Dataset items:
____________

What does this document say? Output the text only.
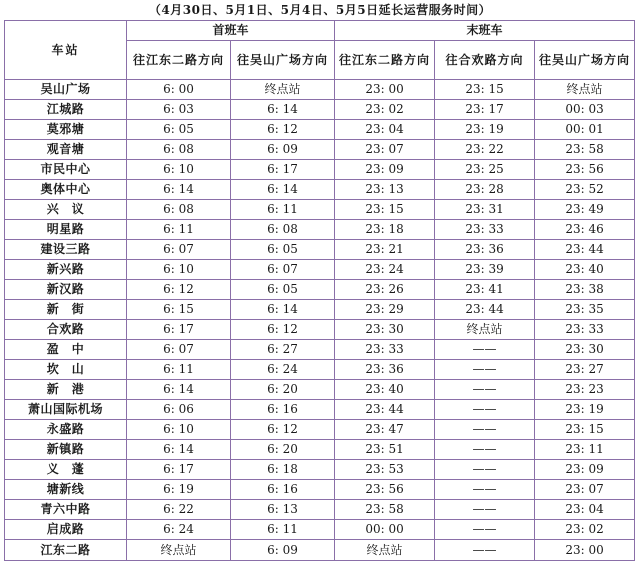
（4月30日、5月1日、5月4日、5月5日延长运营服务时间）
车站	首班车		末班车		
	往江东二路方向	往吴山广场方向	往江东二路方向	往合欢路方向	往吴山广场方向
吴山广场	6: 00	终点站	23: 00	23: 15	终点站
江城路	6: 03	6: 14	23: 02	23: 17	00: 03
莫邪塘	6: 05	6: 12	23: 04	23: 19	00: 01
观音塘	6: 08	6: 09	23: 07	23: 22	23: 58
市民中心	6: 10	6: 17	23: 09	23: 25	23: 56
奥体中心	6: 14	6: 14	23: 13	23: 28	23: 52
兴　议	6: 08	6: 11	23: 15	23: 31	23: 49
明星路	6: 11	6: 08	23: 18	23: 33	23: 46
建设三路	6: 07	6: 05	23: 21	23: 36	23: 44
新兴路	6: 10	6: 07	23: 24	23: 39	23: 40
新汉路	6: 12	6: 05	23: 26	23: 41	23: 38
新　街	6: 15	6: 14	23: 29	23: 44	23: 35
合欢路	6: 17	6: 12	23: 30	终点站	23: 33
盈　中	6: 07	6: 27	23: 33	——	23: 30
坎　山	6: 11	6: 24	23: 36	——	23: 27
新　港	6: 14	6: 20	23: 40	——	23: 23
萧山国际机场	6: 06	6: 16	23: 44	——	23: 19
永盛路	6: 10	6: 12	23: 47	——	23: 15
新镇路	6: 14	6: 20	23: 51	——	23: 11
义　蓬	6: 17	6: 18	23: 53	——	23: 09
塘新线	6: 19	6: 16	23: 56	——	23: 07
青六中路	6: 22	6: 13	23: 58	——	23: 04
启成路	6: 24	6: 11	00: 00	——	23: 02
江东二路	终点站	6: 09	终点站	——	23: 00
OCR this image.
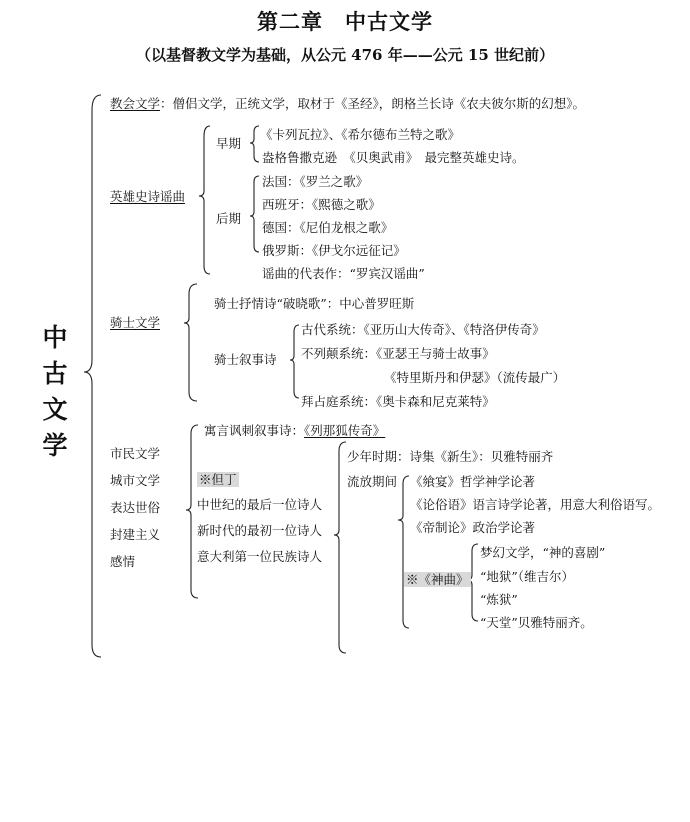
第二章　中古文学
（以基督教文学为基础，从公元 476 年——公元 15 世纪前）
中
古
文
学
教会文学：僧侣文学，正统文学，取材于《圣经》，朗格兰长诗《农夫彼尔斯的幻想》。
英雄史诗谣曲
早期
《卡列瓦拉》、《希尔德布兰特之歌》
盎格鲁撒克逊　《贝奥武甫》　最完整英雄史诗。
后期
法国：《罗兰之歌》
西班牙：《熙德之歌》
德国：《尼伯龙根之歌》
俄罗斯：《伊戈尔远征记》
谣曲的代表作：“罗宾汉谣曲”
骑士文学
骑士抒情诗“破晓歌”：中心普罗旺斯
骑士叙事诗
古代系统：《亚历山大传奇》、《特洛伊传奇》
不列颠系统：《亚瑟王与骑士故事》
《特里斯丹和伊瑟》（流传最广）
拜占庭系统：《奥卡森和尼克莱特》
市民文学
城市文学
表达世俗
封建主义
感情
寓言讽刺叙事诗：《列那狐传奇》
※但丁
中世纪的最后一位诗人
新时代的最初一位诗人
意大利第一位民族诗人
少年时期：诗集《新生》：贝雅特丽齐
流放期间 《飨宴》哲学神学论著
《论俗语》语言诗学论著，用意大利俗语写。
《帝制论》政治学论著
※《神曲》
梦幻文学，“神的喜剧”
“地狱”（维吉尔）
“炼狱”
“天堂”贝雅特丽齐。
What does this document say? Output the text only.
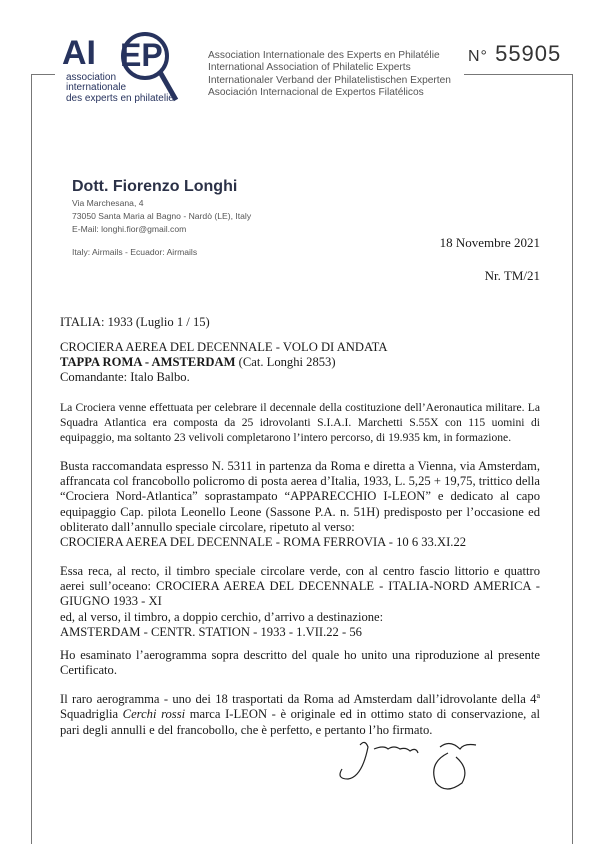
AI EP
association
internationale
des experts en philatelie
Association Internationale des Experts en Philatélie
International Association of Philatelic Experts
Internationaler Verband der Philatelistischen Experten
Asociación Internacional de Expertos Filatélicos
N° 55905
Dott. Fiorenzo Longhi
Via Marchesana, 4
73050 Santa Maria al Bagno - Nardò (LE), Italy
E-Mail: longhi.fior@gmail.com
Italy: Airmails - Ecuador: Airmails
18 Novembre 2021
Nr. TM/21
ITALIA: 1933 (Luglio 1 / 15)

CROCIERA AEREA DEL DECENNALE - VOLO DI ANDATA

TAPPA ROMA - AMSTERDAM (Cat. Longhi 2853)

Comandante: Italo Balbo.

La Crociera venne effettuata per celebrare il decennale della costituzione dell’Aeronautica militare. La Squadra Atlantica era composta da 25 idrovolanti S.I.A.I. Marchetti S.55X con 115 uomini di equipaggio, ma soltanto 23 velivoli completarono l’intero percorso, di 19.935 km, in formazione.

Busta raccomandata espresso N. 5311 in partenza da Roma e diretta a Vienna, via Amsterdam, affrancata col francobollo policromo di posta aerea d’Italia, 1933, L. 5,25 + 19,75, trittico della “Crociera Nord-Atlantica” soprastampato “APPARECCHIO I-LEON” e dedicato al capo equipaggio Cap. pilota Leonello Leone (Sassone P.A. n. 51H) predisposto per l’occasione ed obliterato dall’annullo speciale circolare, ripetuto al verso:

CROCIERA AEREA DEL DECENNALE - ROMA FERROVIA - 10 6 33.XI.22

Essa reca, al recto, il timbro speciale circolare verde, con al centro fascio littorio e quattro aerei sull’oceano: CROCIERA AEREA DEL DECENNALE - ITALIA-NORD AMERICA - GIUGNO 1933 - XI

ed, al verso, il timbro, a doppio cerchio, d’arrivo a destinazione:

AMSTERDAM - CENTR. STATION - 1933 - 1.VII.22 - 56

Ho esaminato l’aerogramma sopra descritto del quale ho unito una riproduzione al presente Certificato.

Il raro aerogramma - uno dei 18 trasportati da Roma ad Amsterdam dall’idrovolante della 4$^a$ Squadriglia Cerchi rossi marca I-LEON - è originale ed in ottimo stato di conservazione, al pari degli annulli e del francobollo, che è perfetto, e pertanto l’ho firmato.
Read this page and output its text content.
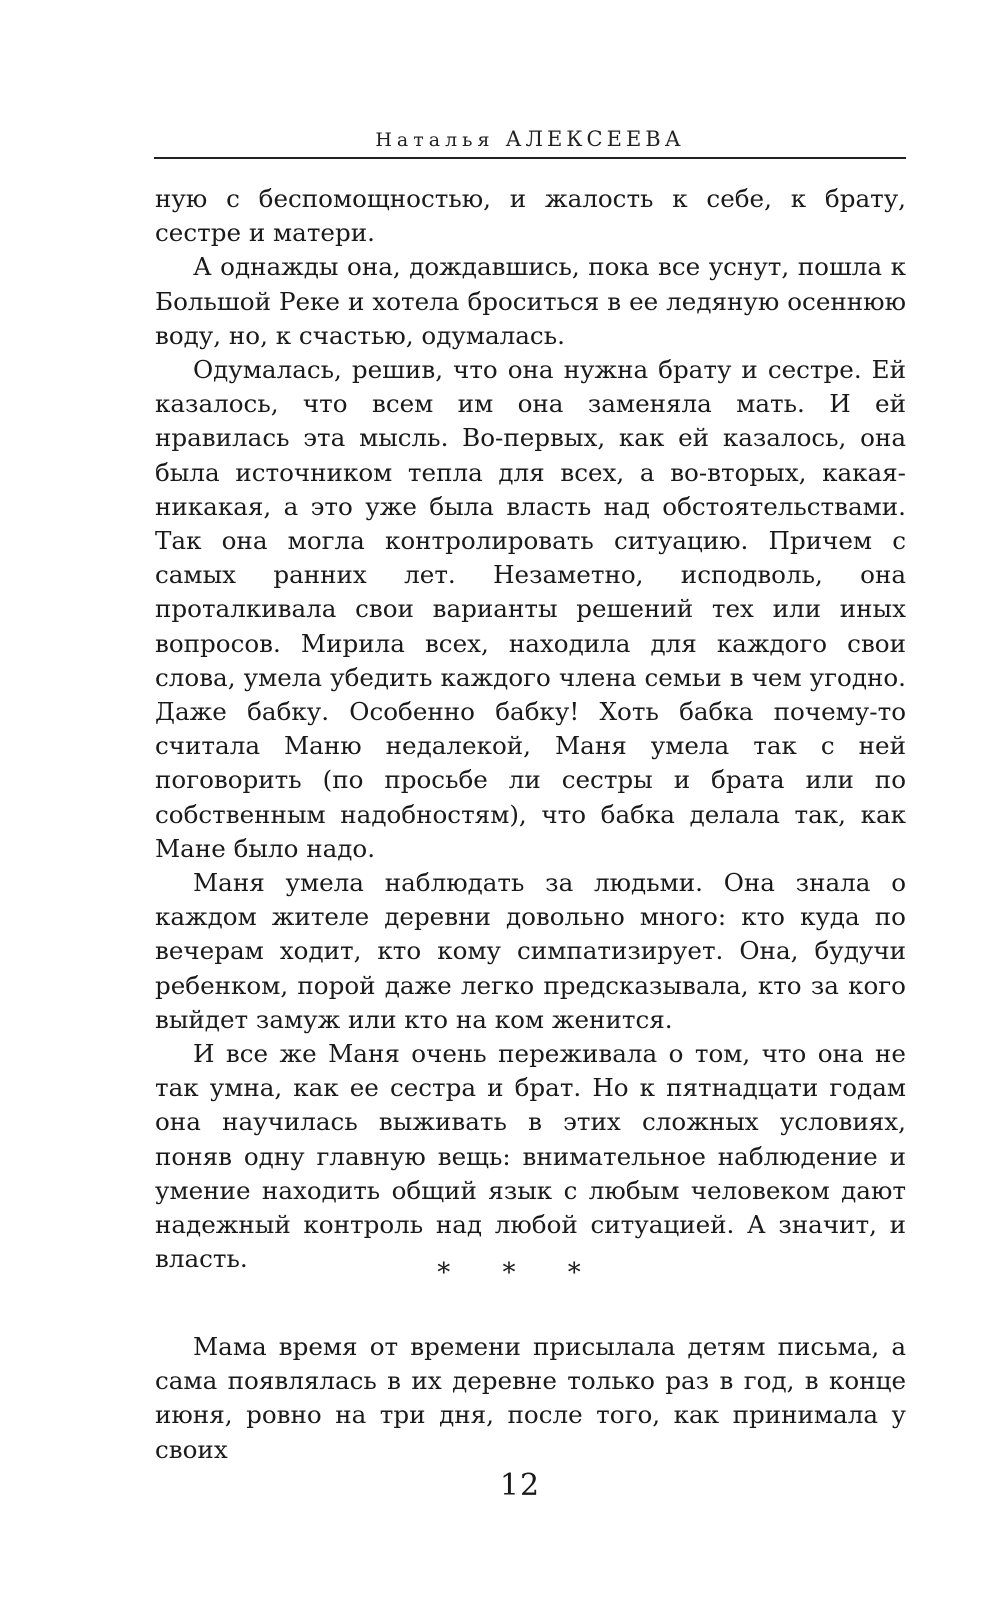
Наталья АЛЕКСЕЕВА

ную с беспомощностью, и жалость к себе, к брату, сестре и матери.

А однажды она, дождавшись, пока все уснут, пошла к Большой Реке и хотела броситься в ее ледяную осеннюю воду, но, к счастью, одумалась.

Одумалась, решив, что она нужна брату и сестре. Ей казалось, что всем им она заменяла мать. И ей нравилась эта мысль. Во-первых, как ей казалось, она была источником тепла для всех, а во-вторых, какая-никакая, а это уже была власть над обстоятельствами. Так она могла контролировать ситуацию. Причем с самых ранних лет. Незаметно, исподволь, она проталкивала свои варианты решений тех или иных вопросов. Мирила всех, находила для каждого свои слова, умела убедить каждого члена семьи в чем угодно. Даже бабку. Особенно бабку! Хоть бабка почему-то считала Маню недалекой, Маня умела так с ней поговорить (по просьбе ли сестры и брата или по собственным надобностям), что бабка делала так, как Мане было надо.

Маня умела наблюдать за людьми. Она знала о каждом жителе деревни довольно много: кто куда по вечерам ходит, кто кому симпатизирует. Она, будучи ребенком, порой даже легко предсказывала, кто за кого выйдет замуж или кто на ком женится.

И все же Маня очень переживала о том, что она не так умна, как ее сестра и брат. Но к пятнадцати годам она научилась выживать в этих сложных условиях, поняв одну главную вещь: внимательное наблюдение и умение находить общий язык с любым человеком дают надежный контроль над любой ситуацией. А значит, и власть.	* * *

Мама время от времени присылала детям письма, а сама появлялась в их деревне только раз в год, в конце июня, ровно на три дня, после того, как принимала у своих

12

____________

▶ What is required: How many of the listing's lines contain "aerogramma"? Respond with a single number and nothing else.

▶ Correct result: 2